* RAW RECORDS

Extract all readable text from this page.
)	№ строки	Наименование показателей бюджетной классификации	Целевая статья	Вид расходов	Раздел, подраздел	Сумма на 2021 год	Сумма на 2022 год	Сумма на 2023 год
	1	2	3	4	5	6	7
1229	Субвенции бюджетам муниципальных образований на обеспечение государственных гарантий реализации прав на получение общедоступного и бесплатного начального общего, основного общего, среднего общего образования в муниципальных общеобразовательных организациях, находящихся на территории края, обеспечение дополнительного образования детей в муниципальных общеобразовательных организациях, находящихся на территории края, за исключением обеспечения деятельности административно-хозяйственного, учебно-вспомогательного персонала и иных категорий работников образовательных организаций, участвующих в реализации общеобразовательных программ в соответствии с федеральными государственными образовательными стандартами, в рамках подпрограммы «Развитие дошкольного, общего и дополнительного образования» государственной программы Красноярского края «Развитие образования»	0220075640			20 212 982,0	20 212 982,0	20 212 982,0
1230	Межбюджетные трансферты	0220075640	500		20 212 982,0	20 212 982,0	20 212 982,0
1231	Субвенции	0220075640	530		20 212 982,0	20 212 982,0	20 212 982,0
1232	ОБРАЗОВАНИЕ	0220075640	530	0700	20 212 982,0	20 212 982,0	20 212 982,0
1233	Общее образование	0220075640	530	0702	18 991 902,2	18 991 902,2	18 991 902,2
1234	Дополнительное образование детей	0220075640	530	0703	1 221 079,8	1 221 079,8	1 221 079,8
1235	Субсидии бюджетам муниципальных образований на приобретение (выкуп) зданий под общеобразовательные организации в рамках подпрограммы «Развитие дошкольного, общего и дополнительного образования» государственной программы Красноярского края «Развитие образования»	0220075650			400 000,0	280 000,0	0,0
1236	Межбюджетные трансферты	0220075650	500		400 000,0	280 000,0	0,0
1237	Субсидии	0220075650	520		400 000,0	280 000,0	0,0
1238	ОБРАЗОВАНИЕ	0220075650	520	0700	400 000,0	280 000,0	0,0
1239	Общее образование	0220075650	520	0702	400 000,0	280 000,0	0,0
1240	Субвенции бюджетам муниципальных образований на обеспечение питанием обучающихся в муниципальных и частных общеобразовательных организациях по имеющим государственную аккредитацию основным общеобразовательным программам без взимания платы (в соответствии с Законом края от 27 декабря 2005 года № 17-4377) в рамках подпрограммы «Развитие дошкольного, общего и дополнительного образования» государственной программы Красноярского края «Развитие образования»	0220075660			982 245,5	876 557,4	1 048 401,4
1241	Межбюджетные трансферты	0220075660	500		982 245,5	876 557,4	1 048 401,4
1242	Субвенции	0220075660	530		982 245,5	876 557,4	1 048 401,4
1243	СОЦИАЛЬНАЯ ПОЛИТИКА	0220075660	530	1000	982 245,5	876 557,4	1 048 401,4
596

* INSTRUCTIONS FOR THE TASK
Looking at the records above, work out how many lines include the string "трансферты". Give the number and nothing else.

* TASK ANSWER
3